EXERCISES:
a) Copy the fishing tips text word for word, from "Does fly choice" up to and including "the right mood.".
b) List every factor that the fishing tips say to consider before choosing a fly for the day.

EXTRACTED TEXT:
Fishing and Tackle Advice

Lochy Fishing tips – Flies and stuff
What influences fly selection?
Does fly choice matter when fishing for salmon? This question comes up time and time again. Some
say yes and others think it makes very little difference if the salmon are in the right mood.
Personally I believe both theories are correct, but we can’t just rely on the salmon being in a good
taking mood all the time, therefore our fly selection, size and presentation, at times, can be the key
to success.
Selecting ones fly on the day is a personal choice. Our selection process will indeed come from
experience and knowing what works and when and also having confidence in the fly we have
selected. We all fish more diligently when we think we have the “right” fly on. However we should
also consider some key factors before we decide on what fly will work or not. Here are some basic
tips on what to think about before making your selection for the day.
Weather – overheads, temperature – this may determine fly colour i.e. a bigger and bolder fly may
work better on a cloudy day as it creates less of a silhouette against the sky line. Something smaller
and more subtle may work better on a bright day. On very bright days a small fly presented deeper
may work better than the same fly presented nearer the surface.
Time of year - water temperature – this may determine fly size and depth. Below 48deg F, a bigger
fly fished deeper may work better than a smaller fly fished near the surface, however we all know
how successful a large SUNRAY SHADOW can be fished HIGH and FAST in cold as well as warmer
Water height and colour – Normally we associate higher water with a coloured river but the Lochy
can run high and relatively clear. However during increased flows we should increase fly size and
possibly weight. Weighted tube fly variants can help steady our presentation by getting beneath the
turbulent top layers. Flies with a bigger presence and brighter colours can also pay-off in coloured
Type of water your are fishing – The lochy has glides, fast riffles and even paced pools. The general
rule is to go up a size or two when fishing riffles and faster turbulent water . When fishing a glide or
smoother water you may want to do the opposite and go down a size or two.

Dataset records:
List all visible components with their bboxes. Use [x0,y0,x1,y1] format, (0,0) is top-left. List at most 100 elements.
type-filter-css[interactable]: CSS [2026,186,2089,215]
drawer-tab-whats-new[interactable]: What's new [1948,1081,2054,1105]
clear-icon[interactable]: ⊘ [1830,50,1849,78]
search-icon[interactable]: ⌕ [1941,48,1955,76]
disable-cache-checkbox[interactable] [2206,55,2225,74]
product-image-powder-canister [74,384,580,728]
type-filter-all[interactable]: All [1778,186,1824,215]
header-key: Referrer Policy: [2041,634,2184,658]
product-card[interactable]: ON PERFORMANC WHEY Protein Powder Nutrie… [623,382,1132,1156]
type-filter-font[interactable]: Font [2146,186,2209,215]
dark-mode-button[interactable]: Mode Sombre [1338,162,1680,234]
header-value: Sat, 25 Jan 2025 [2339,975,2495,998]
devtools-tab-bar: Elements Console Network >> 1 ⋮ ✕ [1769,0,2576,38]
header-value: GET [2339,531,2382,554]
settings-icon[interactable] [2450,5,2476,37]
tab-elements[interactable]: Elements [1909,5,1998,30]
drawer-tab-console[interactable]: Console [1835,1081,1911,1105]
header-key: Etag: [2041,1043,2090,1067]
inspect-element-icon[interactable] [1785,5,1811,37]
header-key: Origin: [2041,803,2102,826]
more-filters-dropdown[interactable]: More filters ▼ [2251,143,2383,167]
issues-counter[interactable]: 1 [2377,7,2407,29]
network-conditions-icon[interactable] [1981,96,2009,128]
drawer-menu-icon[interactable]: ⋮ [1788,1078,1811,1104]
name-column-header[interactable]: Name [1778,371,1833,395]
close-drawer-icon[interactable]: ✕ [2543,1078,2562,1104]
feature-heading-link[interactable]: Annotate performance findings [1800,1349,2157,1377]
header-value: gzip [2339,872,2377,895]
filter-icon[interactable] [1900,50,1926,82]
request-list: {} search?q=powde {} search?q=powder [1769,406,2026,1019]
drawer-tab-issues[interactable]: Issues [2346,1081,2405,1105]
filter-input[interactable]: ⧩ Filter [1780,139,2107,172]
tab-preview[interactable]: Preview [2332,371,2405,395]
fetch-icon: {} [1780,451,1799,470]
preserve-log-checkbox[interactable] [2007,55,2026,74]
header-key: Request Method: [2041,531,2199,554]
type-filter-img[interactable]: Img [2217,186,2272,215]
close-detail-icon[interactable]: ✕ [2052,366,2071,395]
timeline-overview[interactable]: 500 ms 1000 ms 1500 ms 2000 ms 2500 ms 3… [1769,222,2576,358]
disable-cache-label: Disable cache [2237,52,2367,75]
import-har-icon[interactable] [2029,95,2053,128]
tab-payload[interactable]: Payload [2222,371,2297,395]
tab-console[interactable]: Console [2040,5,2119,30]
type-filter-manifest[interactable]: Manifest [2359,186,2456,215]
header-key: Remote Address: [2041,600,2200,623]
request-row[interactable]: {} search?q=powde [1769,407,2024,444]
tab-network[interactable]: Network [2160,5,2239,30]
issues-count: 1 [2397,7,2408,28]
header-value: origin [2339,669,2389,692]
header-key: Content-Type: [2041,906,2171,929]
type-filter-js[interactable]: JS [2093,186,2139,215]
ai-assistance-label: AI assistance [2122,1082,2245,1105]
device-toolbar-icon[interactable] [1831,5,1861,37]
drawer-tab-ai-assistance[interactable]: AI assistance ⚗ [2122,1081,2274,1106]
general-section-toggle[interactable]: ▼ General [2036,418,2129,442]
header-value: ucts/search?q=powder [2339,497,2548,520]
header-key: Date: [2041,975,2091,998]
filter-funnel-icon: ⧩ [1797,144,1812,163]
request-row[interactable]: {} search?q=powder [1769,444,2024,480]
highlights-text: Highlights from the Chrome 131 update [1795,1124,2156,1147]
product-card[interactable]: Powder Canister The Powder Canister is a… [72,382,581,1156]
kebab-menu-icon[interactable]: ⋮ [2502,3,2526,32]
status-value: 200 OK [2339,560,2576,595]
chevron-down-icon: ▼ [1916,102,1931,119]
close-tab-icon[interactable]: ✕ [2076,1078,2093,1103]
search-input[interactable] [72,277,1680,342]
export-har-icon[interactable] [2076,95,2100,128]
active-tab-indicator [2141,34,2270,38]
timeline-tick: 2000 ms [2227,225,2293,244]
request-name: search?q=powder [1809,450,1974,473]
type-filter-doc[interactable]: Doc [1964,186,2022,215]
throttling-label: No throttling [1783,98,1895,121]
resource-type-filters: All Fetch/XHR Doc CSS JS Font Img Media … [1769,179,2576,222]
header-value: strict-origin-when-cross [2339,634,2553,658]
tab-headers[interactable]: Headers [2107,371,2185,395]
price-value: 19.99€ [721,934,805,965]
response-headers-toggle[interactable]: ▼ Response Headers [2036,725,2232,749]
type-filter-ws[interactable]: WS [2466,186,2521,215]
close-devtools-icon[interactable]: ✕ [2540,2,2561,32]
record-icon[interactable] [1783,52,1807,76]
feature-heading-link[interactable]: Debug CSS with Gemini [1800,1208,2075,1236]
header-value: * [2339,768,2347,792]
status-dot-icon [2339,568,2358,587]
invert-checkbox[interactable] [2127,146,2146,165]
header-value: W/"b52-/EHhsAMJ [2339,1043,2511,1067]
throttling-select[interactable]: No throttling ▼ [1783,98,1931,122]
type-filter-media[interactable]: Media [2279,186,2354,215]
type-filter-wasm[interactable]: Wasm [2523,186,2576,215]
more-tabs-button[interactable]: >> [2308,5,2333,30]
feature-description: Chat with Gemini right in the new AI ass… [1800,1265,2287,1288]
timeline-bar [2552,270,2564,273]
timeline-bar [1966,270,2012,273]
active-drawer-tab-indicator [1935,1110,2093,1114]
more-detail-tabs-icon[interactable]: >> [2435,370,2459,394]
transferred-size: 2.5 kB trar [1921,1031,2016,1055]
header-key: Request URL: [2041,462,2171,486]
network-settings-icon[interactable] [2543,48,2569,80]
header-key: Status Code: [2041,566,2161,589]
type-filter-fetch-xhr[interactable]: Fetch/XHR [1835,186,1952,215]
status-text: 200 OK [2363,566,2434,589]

TASK-BY-TASK SOLUTIONS:
a)
Does fly choice matter when fishing for salmon? This question comes up time and time again. Some
say yes and others think it makes very little difference if the salmon are in the right mood.

b)
- Weather (overheads, temperature)
- Time of year (water temperature)
- Water height and colour
- Type of water being fished